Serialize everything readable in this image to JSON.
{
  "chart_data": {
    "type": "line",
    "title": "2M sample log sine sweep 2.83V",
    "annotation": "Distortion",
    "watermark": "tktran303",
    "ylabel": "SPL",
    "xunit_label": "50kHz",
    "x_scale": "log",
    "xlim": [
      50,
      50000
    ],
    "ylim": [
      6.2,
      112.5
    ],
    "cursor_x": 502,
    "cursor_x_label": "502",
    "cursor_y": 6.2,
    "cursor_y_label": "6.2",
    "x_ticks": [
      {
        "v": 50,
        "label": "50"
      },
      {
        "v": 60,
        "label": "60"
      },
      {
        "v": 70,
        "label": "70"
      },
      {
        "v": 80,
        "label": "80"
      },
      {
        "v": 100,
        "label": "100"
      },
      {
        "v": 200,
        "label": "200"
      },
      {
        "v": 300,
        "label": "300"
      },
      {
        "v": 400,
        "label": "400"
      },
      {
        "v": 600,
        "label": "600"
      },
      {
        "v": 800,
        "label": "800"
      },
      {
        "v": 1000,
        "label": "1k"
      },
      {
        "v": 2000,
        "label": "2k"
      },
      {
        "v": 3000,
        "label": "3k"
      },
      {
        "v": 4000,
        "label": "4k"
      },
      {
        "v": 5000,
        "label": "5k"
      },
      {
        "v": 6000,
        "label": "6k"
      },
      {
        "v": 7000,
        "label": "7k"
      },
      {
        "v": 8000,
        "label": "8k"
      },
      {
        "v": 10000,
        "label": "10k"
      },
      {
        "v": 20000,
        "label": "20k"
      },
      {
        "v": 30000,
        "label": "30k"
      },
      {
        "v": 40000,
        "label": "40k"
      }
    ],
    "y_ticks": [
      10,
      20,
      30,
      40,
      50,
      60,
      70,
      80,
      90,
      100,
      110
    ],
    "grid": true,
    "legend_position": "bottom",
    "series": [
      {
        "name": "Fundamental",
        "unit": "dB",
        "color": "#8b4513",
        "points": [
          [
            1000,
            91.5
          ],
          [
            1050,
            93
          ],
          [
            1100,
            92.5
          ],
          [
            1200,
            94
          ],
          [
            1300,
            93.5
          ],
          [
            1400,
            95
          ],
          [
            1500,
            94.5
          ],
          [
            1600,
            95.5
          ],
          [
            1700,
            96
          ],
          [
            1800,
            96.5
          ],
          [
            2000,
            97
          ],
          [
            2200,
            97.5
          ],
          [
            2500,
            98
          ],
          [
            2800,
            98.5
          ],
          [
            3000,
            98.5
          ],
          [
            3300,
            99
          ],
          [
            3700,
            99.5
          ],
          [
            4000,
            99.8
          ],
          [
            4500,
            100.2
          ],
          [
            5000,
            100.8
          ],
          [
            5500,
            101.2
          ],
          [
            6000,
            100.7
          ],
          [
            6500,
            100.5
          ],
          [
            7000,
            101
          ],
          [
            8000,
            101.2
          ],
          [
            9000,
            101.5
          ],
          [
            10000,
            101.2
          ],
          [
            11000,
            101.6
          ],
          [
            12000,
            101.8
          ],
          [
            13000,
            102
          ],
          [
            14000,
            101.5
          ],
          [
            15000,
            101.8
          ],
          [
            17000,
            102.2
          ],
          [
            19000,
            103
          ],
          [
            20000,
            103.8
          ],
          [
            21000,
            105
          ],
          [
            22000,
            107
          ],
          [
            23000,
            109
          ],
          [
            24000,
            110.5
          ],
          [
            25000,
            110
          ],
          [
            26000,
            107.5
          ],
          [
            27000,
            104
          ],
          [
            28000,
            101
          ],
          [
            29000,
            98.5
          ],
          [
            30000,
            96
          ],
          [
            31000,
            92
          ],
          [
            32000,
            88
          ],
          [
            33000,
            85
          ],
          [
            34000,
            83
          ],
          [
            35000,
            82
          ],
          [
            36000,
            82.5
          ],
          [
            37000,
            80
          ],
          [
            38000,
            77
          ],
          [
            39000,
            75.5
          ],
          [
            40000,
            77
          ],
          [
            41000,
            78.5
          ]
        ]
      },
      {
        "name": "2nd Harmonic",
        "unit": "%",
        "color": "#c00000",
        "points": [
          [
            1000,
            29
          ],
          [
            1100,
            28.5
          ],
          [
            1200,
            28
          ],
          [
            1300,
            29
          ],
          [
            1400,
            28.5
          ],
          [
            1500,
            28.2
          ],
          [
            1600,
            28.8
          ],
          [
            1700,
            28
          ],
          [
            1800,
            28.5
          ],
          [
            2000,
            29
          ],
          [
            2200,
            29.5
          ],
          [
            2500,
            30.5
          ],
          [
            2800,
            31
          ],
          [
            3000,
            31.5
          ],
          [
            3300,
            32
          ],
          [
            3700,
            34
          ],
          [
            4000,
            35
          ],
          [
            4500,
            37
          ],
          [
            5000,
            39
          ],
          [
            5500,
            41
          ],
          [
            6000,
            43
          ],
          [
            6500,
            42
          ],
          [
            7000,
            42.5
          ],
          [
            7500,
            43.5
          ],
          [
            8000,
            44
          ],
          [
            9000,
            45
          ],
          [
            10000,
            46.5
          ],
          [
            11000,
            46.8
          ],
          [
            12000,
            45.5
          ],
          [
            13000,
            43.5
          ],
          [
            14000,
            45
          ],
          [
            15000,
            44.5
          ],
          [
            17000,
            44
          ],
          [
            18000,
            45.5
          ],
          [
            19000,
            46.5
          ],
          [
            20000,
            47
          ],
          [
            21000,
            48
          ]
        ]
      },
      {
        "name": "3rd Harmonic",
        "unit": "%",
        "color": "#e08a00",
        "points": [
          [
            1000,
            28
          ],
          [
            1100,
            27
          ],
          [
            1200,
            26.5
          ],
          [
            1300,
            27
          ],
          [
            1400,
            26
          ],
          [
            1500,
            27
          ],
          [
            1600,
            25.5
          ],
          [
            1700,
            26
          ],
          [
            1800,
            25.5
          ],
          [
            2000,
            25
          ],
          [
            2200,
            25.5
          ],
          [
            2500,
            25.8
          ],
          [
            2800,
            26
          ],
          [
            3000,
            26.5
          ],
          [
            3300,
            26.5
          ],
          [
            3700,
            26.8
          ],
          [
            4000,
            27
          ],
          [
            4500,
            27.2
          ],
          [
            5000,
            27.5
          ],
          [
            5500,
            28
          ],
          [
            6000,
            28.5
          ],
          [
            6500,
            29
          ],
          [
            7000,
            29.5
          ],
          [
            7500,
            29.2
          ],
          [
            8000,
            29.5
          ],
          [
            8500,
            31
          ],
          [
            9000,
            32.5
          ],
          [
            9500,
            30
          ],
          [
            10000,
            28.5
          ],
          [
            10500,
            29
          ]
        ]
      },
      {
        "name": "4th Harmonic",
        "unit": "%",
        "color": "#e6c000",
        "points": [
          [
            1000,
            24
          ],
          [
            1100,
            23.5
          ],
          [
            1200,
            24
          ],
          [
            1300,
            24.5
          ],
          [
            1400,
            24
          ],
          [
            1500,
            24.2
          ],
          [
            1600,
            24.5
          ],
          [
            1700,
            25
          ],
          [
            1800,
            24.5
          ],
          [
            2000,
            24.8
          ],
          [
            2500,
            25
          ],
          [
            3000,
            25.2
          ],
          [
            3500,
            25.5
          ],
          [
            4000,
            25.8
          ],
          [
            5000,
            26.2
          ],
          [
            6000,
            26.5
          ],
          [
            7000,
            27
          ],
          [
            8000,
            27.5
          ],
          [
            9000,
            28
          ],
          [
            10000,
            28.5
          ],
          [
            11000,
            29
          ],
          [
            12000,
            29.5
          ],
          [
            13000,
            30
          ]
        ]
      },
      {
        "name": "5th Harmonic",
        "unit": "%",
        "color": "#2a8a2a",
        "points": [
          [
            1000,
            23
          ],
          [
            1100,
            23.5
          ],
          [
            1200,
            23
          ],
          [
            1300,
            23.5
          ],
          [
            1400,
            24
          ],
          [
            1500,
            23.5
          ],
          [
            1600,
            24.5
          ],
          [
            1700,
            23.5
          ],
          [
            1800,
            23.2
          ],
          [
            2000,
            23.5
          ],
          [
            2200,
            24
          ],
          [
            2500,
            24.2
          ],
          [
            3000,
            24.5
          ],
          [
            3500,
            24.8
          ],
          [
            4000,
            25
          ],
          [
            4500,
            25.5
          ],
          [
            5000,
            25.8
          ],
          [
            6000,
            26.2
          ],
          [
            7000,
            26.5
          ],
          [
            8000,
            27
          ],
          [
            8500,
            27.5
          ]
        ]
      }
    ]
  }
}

----------

• [Given task]
Gather every line from the listing above in which the word "color" appears.

• [The completed task]
        "color": "#8b4513",
        "color": "#c00000",
        "color": "#e08a00",
        "color": "#e6c000",
        "color": "#2a8a2a",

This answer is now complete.